» Required task:
Each entry should be quoted word for word, including every mark of punctuation.

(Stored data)
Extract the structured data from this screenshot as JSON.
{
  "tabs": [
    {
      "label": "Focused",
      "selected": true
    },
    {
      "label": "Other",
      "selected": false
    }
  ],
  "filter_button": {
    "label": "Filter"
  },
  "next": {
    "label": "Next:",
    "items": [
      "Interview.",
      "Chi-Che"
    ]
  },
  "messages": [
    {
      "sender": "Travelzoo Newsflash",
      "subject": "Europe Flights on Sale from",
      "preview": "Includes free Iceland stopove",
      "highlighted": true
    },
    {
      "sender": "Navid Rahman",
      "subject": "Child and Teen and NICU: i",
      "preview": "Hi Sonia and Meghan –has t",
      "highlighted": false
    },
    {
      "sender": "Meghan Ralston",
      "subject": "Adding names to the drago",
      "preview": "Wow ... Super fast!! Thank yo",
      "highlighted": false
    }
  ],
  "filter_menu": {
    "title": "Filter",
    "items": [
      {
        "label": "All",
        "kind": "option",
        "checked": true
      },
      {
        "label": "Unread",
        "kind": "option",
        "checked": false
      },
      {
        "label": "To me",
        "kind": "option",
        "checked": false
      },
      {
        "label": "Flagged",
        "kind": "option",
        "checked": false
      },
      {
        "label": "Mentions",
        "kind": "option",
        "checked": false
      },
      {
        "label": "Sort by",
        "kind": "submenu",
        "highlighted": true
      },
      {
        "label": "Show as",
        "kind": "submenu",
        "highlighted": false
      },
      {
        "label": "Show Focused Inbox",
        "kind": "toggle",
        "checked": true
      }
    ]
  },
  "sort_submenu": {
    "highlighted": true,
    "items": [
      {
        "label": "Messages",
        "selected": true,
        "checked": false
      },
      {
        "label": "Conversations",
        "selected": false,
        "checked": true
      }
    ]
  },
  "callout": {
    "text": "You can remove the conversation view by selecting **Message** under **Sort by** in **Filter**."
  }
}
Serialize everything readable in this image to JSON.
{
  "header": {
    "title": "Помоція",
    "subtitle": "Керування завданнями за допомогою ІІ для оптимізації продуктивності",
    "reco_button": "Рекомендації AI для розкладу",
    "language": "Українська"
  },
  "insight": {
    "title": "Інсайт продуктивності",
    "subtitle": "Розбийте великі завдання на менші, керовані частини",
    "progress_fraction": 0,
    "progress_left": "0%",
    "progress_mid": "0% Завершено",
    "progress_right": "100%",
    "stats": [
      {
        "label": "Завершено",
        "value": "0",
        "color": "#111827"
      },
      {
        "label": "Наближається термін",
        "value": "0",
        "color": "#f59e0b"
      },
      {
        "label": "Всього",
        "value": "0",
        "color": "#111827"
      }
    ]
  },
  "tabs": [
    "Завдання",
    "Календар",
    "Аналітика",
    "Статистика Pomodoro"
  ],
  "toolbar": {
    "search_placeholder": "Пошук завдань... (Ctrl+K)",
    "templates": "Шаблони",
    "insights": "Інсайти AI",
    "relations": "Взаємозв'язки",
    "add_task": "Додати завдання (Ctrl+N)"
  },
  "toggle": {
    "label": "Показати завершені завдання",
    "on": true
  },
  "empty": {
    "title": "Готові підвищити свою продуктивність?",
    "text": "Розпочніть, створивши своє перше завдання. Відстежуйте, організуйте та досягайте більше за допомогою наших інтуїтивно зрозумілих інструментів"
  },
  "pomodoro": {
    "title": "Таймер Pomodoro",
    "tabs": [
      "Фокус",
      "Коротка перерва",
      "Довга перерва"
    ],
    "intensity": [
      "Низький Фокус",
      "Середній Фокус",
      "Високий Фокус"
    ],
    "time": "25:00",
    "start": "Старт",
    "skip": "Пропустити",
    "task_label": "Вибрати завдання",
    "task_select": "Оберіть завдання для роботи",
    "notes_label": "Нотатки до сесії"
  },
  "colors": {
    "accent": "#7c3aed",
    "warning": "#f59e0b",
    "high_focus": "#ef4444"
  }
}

» Answer to this task:
Extract the structured data from this screenshot as JSON.
{
  "tabs": [
    {
      "label": "Focused",
      "selected": true
    },
    {
      "label": "Other",
      "selected": false
    }
  ],
  "filter_button": {
    "label": "Filter"
  },
  "next": {
    "label": "Next:",
    "items": [
      "Interview.",
      "Chi-Che"
    ]
  },
  "messages": [
    {
      "sender": "Travelzoo Newsflash",
      "subject": "Europe Flights on Sale from",
      "preview": "Includes free Iceland stopove",
      "highlighted": true
    },
    {
      "sender": "Navid Rahman",
      "subject": "Child and Teen and NICU: i",
      "preview": "Hi Sonia and Meghan –has t",
      "highlighted": false
    },
    {
      "sender": "Meghan Ralston",
      "subject": "Adding names to the drago",
      "preview": "Wow ... Super fast!! Thank yo",
      "highlighted": false
    }
  ],
  "filter_menu": {
    "title": "Filter",
    "items": [
      {
        "label": "All",
        "kind": "option",
        "checked": true
      },
      {
        "label": "Unread",
        "kind": "option",
        "checked": false
      },
      {
        "label": "To me",
        "kind": "option",
        "checked": false
      },
      {
        "label": "Flagged",
        "kind": "option",
        "checked": false
      },
      {
        "label": "Mentions",
        "kind": "option",
        "checked": false
      },
      {
        "label": "Sort by",
        "kind": "submenu",
        "highlighted": true
      },
      {
        "label": "Show as",
        "kind": "submenu",
        "highlighted": false
      },
      {
        "label": "Show Focused Inbox",
        "kind": "toggle",
        "checked": true
      }
    ]
  },
  "sort_submenu": {
    "highlighted": true,
    "items": [
      {
        "label": "Messages",
        "selected": true,
        "checked": false
      },
      {
        "label": "Conversations",
        "selected": false,
        "checked": true
      }
    ]
  },
  "callout": {
    "text": "You can remove the conversation view by selecting **Message** under **Sort by** in **Filter**."
  }
}
Serialize everything readable in this image to JSON.
{
  "header": {
    "title": "Помоція",
    "subtitle": "Керування завданнями за допомогою ІІ для оптимізації продуктивності",
    "reco_button": "Рекомендації AI для розкладу",
    "language": "Українська"
  },
  "insight": {
    "title": "Інсайт продуктивності",
    "subtitle": "Розбийте великі завдання на менші, керовані частини",
    "progress_fraction": 0,
    "progress_left": "0%",
    "progress_mid": "0% Завершено",
    "progress_right": "100%",
    "stats": [
      {
        "label": "Завершено",
        "value": "0",
        "color": "#111827"
      },
      {
        "label": "Наближається термін",
        "value": "0",
        "color": "#f59e0b"
      },
      {
        "label": "Всього",
        "value": "0",
        "color": "#111827"
      }
    ]
  },
  "tabs": [
    "Завдання",
    "Календар",
    "Аналітика",
    "Статистика Pomodoro"
  ],
  "toolbar": {
    "search_placeholder": "Пошук завдань... (Ctrl+K)",
    "templates": "Шаблони",
    "insights": "Інсайти AI",
    "relations": "Взаємозв'язки",
    "add_task": "Додати завдання (Ctrl+N)"
  },
  "toggle": {
    "label": "Показати завершені завдання",
    "on": true
  },
  "empty": {
    "title": "Готові підвищити свою продуктивність?",
    "text": "Розпочніть, створивши своє перше завдання. Відстежуйте, організуйте та досягайте більше за допомогою наших інтуїтивно зрозумілих інструментів"
  },
  "pomodoro": {
    "title": "Таймер Pomodoro",
    "tabs": [
      "Фокус",
      "Коротка перерва",
      "Довга перерва"
    ],
    "intensity": [
      "Низький Фокус",
      "Середній Фокус",
      "Високий Фокус"
    ],
    "time": "25:00",
    "start": "Старт",
    "skip": "Пропустити",
    "task_label": "Вибрати завдання",
    "task_select": "Оберіть завдання для роботи",
    "notes_label": "Нотатки до сесії"
  },
  "colors": {
    "accent": "#7c3aed",
    "warning": "#f59e0b",
    "high_focus": "#ef4444"
  }
}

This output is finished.